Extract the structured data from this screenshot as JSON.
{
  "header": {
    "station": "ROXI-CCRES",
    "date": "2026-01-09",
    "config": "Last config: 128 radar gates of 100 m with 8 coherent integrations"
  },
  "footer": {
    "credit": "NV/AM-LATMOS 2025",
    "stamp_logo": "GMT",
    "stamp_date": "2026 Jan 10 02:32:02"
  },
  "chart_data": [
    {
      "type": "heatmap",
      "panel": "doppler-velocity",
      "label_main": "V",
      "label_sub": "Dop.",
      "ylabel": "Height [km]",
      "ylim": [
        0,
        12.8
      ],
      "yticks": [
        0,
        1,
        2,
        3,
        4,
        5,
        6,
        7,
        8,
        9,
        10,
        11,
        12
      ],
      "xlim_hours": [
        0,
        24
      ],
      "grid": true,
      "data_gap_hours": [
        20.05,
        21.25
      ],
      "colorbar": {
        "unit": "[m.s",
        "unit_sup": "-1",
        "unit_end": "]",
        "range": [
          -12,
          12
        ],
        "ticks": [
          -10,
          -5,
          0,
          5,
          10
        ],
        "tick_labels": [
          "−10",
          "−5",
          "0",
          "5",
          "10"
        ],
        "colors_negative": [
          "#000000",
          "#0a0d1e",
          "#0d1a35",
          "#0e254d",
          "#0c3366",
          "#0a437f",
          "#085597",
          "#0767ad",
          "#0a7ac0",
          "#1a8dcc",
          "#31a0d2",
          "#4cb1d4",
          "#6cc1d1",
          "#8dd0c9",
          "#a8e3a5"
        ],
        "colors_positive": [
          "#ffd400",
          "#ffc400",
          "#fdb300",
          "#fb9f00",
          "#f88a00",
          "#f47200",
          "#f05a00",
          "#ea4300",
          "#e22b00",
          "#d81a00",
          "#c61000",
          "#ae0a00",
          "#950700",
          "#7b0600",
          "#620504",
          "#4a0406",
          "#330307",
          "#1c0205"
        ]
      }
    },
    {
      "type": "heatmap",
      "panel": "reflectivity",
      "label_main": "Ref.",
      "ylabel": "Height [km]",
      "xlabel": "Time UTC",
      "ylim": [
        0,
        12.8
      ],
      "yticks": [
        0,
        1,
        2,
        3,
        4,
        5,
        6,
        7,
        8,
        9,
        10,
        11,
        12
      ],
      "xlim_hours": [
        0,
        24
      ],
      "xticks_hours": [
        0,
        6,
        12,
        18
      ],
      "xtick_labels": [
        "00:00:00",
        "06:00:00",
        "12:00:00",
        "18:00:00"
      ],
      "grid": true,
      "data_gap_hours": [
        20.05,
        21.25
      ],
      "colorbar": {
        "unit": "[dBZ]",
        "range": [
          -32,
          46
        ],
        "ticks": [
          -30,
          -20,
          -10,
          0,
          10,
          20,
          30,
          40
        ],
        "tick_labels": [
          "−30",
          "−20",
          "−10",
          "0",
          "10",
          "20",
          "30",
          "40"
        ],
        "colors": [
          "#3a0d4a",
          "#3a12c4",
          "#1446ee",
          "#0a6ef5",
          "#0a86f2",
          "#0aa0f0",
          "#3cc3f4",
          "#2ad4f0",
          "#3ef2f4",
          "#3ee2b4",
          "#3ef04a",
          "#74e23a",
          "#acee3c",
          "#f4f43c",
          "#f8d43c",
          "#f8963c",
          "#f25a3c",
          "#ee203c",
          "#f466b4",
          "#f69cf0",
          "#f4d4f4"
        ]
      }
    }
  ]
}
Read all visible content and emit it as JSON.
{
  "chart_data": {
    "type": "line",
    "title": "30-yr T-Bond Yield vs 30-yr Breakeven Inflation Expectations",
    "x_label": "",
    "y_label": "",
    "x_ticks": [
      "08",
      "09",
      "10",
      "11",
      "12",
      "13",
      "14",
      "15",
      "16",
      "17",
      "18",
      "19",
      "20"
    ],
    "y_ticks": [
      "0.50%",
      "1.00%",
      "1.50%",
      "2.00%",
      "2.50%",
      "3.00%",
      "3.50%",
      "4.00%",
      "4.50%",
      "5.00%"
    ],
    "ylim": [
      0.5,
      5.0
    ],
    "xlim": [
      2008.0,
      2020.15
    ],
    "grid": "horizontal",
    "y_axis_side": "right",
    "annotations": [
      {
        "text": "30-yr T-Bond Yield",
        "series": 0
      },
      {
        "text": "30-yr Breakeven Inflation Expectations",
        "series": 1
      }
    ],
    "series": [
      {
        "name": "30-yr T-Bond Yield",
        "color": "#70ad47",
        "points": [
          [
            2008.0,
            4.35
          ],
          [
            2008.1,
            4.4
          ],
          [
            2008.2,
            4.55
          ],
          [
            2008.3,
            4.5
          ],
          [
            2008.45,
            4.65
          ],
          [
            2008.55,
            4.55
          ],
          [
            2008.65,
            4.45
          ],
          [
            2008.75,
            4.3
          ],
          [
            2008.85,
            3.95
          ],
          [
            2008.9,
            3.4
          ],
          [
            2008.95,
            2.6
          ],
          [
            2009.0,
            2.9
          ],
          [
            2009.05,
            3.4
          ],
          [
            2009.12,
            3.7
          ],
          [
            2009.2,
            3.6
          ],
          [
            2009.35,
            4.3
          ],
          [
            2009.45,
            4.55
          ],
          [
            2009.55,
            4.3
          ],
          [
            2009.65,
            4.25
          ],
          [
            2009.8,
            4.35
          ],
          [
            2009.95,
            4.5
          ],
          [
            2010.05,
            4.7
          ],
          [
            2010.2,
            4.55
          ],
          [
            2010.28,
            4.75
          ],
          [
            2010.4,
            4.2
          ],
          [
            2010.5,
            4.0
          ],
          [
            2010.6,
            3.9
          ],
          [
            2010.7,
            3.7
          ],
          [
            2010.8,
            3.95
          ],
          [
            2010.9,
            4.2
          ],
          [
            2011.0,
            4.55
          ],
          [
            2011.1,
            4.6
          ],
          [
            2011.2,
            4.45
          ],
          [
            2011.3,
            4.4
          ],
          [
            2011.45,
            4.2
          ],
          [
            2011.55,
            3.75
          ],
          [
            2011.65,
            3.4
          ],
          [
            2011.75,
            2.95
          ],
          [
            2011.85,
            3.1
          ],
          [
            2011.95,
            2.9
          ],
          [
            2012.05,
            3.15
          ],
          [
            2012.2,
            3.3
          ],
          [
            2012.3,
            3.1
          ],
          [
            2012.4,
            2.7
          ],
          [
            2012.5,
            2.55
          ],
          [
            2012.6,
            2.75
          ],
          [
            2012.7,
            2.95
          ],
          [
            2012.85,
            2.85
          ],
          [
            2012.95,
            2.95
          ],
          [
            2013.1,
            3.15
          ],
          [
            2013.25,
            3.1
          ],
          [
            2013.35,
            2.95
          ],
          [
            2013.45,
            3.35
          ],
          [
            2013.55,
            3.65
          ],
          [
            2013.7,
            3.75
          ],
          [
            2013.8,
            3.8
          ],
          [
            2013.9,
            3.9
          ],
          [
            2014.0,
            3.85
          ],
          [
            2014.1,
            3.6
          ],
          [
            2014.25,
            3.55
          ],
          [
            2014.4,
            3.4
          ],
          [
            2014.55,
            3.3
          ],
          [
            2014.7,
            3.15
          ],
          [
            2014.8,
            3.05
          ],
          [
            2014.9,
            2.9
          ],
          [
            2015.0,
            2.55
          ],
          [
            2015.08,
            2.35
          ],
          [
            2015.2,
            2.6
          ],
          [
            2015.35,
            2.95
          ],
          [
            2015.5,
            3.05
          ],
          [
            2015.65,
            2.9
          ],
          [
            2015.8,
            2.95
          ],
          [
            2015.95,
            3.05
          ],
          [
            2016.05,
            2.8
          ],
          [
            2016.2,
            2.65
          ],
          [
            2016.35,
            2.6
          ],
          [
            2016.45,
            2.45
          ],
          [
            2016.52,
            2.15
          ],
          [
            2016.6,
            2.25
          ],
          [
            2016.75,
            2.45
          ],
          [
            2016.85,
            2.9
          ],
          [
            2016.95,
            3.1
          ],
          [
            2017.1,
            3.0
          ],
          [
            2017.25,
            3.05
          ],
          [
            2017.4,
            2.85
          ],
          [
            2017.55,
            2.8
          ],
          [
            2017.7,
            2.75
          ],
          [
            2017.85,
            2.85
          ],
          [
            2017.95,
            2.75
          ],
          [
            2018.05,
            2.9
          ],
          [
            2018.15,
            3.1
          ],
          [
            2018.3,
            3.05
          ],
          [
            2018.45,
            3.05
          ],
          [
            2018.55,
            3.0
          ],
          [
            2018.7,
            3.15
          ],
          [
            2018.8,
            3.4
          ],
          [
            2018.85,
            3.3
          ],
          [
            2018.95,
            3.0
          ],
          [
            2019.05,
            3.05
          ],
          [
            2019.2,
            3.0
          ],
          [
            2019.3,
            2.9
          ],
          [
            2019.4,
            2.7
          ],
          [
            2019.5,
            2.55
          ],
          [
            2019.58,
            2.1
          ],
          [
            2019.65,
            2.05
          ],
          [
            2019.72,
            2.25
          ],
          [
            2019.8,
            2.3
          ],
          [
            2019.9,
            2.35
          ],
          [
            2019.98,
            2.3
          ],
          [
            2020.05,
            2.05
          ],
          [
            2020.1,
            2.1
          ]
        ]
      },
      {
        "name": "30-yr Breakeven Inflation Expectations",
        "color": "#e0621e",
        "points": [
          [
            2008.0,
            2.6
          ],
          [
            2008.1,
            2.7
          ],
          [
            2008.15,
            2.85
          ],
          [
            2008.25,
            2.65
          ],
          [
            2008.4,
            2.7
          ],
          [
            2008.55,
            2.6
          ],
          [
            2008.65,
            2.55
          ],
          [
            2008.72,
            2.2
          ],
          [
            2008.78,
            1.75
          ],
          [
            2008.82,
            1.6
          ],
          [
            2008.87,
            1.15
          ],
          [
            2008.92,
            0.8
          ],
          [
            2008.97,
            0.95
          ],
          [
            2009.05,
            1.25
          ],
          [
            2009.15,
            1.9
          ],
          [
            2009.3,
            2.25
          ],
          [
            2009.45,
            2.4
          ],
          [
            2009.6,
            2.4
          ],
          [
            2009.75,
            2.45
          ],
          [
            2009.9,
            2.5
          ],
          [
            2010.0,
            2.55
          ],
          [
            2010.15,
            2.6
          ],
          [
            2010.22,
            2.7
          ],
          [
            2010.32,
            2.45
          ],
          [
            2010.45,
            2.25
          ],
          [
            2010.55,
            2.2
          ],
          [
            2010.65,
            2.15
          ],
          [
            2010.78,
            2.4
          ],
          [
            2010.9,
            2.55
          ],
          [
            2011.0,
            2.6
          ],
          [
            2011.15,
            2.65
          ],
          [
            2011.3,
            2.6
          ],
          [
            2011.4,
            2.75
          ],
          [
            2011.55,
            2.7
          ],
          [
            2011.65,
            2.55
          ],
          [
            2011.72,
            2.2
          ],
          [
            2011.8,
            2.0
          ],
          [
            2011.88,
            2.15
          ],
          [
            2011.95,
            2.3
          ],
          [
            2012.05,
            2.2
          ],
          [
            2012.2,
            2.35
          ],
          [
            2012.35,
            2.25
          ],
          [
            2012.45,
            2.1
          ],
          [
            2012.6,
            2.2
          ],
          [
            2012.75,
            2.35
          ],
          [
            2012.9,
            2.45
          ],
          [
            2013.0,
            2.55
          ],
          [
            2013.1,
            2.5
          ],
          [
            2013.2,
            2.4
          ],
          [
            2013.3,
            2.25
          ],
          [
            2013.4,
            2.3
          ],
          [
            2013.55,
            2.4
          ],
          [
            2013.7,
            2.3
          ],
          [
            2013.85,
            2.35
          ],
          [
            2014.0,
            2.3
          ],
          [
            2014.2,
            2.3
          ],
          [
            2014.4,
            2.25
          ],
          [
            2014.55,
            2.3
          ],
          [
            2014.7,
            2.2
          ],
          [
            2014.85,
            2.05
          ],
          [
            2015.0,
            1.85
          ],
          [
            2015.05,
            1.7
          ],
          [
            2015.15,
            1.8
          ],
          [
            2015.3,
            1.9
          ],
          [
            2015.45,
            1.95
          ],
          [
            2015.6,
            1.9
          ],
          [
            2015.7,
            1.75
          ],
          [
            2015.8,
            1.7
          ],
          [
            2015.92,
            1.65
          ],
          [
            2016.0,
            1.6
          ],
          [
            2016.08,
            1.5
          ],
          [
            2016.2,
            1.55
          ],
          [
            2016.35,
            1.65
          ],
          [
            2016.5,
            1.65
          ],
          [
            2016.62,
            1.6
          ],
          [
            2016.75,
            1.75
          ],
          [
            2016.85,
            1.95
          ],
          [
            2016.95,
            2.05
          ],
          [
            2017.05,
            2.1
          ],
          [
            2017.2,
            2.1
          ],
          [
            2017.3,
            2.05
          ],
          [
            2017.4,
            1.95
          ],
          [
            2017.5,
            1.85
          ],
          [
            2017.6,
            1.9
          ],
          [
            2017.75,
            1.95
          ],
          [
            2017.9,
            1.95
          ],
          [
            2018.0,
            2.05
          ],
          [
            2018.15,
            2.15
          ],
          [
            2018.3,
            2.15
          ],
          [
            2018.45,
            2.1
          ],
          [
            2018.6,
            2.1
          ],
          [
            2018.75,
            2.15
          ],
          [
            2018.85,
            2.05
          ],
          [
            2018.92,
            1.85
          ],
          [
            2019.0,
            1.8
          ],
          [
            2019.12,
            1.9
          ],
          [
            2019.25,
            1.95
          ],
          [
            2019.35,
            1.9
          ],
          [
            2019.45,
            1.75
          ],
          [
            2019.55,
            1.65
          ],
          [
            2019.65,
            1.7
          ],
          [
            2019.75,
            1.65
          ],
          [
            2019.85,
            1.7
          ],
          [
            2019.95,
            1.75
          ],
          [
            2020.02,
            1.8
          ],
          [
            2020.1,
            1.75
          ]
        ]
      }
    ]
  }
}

**To be done:**
Locate all lines in the listing above with the word "Bond" and copy them.

**Exercise result:**
    "title": "30-yr T-Bond Yield vs 30-yr Breakeven Inflation Expectations",
        "text": "30-yr T-Bond Yield",
        "name": "30-yr T-Bond Yield",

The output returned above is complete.